Your objective: Extract each line of the records below that contains the word "this".
── Provided data
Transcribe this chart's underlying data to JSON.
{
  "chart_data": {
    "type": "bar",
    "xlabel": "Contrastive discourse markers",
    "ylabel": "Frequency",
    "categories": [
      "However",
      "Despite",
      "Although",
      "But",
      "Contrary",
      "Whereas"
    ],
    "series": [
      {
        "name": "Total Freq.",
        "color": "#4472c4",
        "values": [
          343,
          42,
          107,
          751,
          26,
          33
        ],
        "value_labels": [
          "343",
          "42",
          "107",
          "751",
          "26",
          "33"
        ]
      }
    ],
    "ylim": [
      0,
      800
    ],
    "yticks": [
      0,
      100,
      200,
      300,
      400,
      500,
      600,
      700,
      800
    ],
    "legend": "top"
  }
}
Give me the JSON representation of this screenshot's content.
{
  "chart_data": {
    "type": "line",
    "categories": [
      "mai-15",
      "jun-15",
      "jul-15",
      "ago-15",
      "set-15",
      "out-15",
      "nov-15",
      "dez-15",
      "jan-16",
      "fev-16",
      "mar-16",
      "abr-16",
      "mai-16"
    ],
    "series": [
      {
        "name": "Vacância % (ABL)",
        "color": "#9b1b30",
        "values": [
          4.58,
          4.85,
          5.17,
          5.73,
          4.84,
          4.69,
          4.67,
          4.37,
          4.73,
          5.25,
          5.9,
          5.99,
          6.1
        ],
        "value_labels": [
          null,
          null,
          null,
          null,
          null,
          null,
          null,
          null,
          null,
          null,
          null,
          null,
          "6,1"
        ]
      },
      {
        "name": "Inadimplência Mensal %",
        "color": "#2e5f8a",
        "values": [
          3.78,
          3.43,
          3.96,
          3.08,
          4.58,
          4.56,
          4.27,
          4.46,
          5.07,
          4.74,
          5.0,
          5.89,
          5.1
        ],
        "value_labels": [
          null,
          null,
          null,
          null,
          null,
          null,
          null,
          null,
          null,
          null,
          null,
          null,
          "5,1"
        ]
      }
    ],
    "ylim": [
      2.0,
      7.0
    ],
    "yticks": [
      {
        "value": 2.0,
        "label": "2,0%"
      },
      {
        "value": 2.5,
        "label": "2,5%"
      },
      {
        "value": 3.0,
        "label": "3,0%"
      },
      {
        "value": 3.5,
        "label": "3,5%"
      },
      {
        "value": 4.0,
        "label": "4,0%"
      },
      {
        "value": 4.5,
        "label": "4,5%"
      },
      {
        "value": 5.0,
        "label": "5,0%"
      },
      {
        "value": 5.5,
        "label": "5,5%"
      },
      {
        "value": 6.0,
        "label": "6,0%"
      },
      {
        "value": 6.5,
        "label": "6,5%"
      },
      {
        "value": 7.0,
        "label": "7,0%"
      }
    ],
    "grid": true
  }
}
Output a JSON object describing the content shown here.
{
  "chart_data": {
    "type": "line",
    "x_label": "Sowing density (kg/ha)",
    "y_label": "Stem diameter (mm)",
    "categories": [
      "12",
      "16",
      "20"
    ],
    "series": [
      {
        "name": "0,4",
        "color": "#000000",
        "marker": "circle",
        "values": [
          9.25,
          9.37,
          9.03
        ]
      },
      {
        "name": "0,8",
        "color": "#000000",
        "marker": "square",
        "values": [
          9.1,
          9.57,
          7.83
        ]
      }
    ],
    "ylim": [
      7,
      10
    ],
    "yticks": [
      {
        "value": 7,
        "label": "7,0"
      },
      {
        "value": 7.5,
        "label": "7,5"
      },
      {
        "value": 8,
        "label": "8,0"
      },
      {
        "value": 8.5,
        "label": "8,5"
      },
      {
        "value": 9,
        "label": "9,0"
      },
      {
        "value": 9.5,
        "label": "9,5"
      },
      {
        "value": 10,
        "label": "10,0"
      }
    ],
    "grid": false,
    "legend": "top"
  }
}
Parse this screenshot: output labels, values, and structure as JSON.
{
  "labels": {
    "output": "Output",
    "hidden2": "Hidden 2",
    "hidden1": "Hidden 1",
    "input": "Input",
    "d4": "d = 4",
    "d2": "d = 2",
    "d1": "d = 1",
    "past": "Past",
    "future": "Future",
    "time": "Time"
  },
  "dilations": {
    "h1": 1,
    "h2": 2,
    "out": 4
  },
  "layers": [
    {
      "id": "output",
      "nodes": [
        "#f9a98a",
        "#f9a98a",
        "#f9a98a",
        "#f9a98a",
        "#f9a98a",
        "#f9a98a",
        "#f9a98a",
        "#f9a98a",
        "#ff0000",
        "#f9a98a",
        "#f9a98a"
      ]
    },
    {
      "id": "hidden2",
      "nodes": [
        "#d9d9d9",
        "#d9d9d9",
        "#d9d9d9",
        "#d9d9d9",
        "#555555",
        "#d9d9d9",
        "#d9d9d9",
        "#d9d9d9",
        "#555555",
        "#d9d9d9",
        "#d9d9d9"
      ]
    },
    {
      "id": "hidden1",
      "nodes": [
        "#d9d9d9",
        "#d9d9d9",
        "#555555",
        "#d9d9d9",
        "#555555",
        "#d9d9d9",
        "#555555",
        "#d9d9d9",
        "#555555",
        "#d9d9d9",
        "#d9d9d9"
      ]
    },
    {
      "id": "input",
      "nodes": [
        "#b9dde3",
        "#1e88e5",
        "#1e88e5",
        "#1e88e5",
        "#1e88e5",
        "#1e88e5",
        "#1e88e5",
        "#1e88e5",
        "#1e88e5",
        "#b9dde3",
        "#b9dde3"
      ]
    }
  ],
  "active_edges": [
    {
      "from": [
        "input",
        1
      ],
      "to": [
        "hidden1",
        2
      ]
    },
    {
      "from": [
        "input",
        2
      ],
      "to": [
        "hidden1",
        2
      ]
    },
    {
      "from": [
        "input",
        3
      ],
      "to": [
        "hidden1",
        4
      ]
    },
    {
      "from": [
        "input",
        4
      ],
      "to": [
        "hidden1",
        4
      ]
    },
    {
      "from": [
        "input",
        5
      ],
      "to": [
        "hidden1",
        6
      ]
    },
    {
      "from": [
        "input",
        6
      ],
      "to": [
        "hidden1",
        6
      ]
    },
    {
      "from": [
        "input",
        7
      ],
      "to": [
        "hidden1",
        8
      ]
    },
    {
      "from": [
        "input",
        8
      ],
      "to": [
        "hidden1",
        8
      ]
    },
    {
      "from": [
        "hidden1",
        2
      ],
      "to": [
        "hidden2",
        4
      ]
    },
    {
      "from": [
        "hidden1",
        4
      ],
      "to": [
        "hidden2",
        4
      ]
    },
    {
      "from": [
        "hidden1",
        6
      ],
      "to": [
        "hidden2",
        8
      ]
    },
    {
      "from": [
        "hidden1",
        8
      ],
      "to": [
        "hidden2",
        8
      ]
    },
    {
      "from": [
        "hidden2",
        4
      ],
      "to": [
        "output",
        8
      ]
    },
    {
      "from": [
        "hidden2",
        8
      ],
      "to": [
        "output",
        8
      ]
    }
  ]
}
────
Answer in full:
Transcribe this chart's underlying data to JSON.
Give me the JSON representation of this screenshot's content.
Parse this screenshot: output labels, values, and structure as JSON.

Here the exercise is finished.